### Data provided ###

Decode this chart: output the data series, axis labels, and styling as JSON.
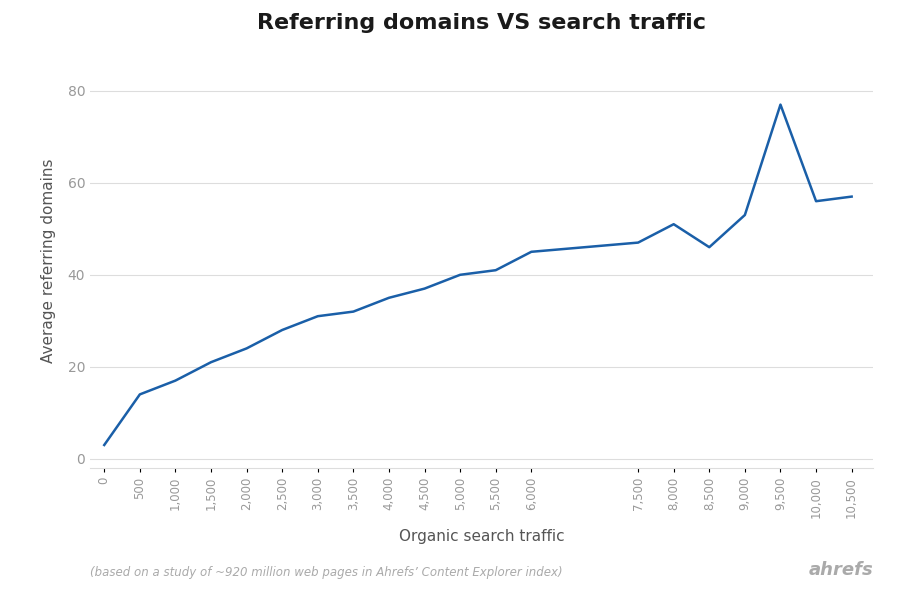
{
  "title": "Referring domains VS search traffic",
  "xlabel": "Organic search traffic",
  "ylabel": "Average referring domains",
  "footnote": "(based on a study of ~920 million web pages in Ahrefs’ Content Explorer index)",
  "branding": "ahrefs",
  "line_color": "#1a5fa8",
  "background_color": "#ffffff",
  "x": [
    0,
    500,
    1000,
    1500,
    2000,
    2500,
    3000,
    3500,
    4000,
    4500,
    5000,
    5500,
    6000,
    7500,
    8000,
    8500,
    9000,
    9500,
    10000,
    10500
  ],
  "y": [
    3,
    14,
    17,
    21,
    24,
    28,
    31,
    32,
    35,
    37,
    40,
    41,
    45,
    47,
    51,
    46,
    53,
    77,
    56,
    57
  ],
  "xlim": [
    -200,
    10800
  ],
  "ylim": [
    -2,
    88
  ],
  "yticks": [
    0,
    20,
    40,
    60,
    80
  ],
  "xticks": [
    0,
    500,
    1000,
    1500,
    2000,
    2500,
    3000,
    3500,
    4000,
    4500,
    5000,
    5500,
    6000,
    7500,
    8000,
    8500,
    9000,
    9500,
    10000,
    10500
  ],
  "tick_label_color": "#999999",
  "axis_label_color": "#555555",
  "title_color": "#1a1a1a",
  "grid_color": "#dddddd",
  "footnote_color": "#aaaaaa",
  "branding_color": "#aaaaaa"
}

###

Do this →
Exclude the pictures. Write out the remaining data exactly.

Reply →
Decode this chart: output the data series, axis labels, and styling as JSON.
{
  "title": "Referring domains VS search traffic",
  "xlabel": "Organic search traffic",
  "ylabel": "Average referring domains",
  "footnote": "(based on a study of ~920 million web pages in Ahrefs’ Content Explorer index)",
  "branding": "ahrefs",
  "line_color": "#1a5fa8",
  "background_color": "#ffffff",
  "x": [
    0,
    500,
    1000,
    1500,
    2000,
    2500,
    3000,
    3500,
    4000,
    4500,
    5000,
    5500,
    6000,
    7500,
    8000,
    8500,
    9000,
    9500,
    10000,
    10500
  ],
  "y": [
    3,
    14,
    17,
    21,
    24,
    28,
    31,
    32,
    35,
    37,
    40,
    41,
    45,
    47,
    51,
    46,
    53,
    77,
    56,
    57
  ],
  "xlim": [
    -200,
    10800
  ],
  "ylim": [
    -2,
    88
  ],
  "yticks": [
    0,
    20,
    40,
    60,
    80
  ],
  "xticks": [
    0,
    500,
    1000,
    1500,
    2000,
    2500,
    3000,
    3500,
    4000,
    4500,
    5000,
    5500,
    6000,
    7500,
    8000,
    8500,
    9000,
    9500,
    10000,
    10500
  ],
  "tick_label_color": "#999999",
  "axis_label_color": "#555555",
  "title_color": "#1a1a1a",
  "grid_color": "#dddddd",
  "footnote_color": "#aaaaaa",
  "branding_color": "#aaaaaa"
}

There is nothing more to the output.